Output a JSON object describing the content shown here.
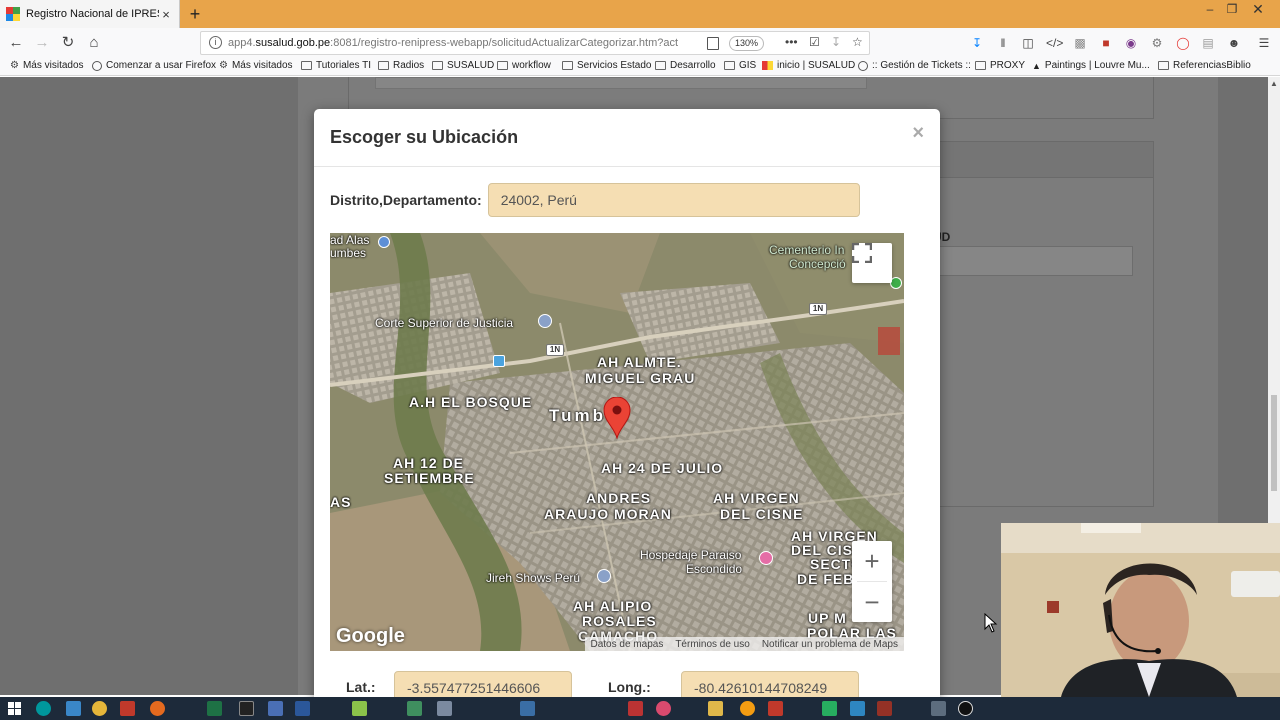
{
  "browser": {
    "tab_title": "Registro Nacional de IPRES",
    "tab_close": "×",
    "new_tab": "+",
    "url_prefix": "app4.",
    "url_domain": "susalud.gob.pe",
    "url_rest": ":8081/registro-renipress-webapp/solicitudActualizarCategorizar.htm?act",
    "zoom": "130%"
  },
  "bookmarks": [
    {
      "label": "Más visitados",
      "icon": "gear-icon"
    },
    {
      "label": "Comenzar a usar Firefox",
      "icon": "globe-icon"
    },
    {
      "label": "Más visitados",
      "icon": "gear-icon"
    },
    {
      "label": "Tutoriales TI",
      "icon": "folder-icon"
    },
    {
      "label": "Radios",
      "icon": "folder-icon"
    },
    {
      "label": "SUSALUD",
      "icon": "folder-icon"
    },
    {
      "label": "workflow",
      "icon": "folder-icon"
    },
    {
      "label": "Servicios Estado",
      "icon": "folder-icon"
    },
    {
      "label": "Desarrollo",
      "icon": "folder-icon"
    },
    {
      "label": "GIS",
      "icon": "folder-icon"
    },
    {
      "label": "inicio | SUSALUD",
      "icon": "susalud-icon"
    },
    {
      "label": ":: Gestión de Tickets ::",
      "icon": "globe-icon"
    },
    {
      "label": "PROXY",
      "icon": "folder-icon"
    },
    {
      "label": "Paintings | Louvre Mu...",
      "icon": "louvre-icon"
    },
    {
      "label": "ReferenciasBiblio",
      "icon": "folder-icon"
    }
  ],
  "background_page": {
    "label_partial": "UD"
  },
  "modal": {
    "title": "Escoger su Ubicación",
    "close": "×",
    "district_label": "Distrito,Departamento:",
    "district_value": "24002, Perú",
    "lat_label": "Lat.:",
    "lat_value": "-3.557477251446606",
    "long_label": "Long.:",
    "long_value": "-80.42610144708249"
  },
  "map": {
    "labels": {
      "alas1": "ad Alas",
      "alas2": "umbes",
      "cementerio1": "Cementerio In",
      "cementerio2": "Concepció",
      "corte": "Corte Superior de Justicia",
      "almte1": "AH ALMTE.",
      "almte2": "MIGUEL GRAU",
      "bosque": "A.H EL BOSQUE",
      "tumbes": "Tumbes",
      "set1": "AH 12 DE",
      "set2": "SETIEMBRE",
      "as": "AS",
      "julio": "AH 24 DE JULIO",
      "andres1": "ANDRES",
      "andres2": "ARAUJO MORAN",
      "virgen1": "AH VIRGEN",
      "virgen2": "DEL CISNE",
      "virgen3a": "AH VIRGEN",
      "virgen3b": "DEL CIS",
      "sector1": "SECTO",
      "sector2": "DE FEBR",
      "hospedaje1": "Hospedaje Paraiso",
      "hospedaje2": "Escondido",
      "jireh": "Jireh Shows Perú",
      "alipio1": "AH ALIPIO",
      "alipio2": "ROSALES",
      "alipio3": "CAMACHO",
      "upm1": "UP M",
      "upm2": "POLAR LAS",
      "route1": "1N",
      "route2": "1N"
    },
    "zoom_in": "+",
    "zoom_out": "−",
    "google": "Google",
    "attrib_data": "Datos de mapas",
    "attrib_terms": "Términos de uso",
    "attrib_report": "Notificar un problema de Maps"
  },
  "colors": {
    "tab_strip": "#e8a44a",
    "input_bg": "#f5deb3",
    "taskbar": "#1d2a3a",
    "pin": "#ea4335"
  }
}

--- --- ---

▶ [Goal of the exercise]:
Report how many lines in this data include the string "Perú", and nothing else.

▶ [Exercise response]:
2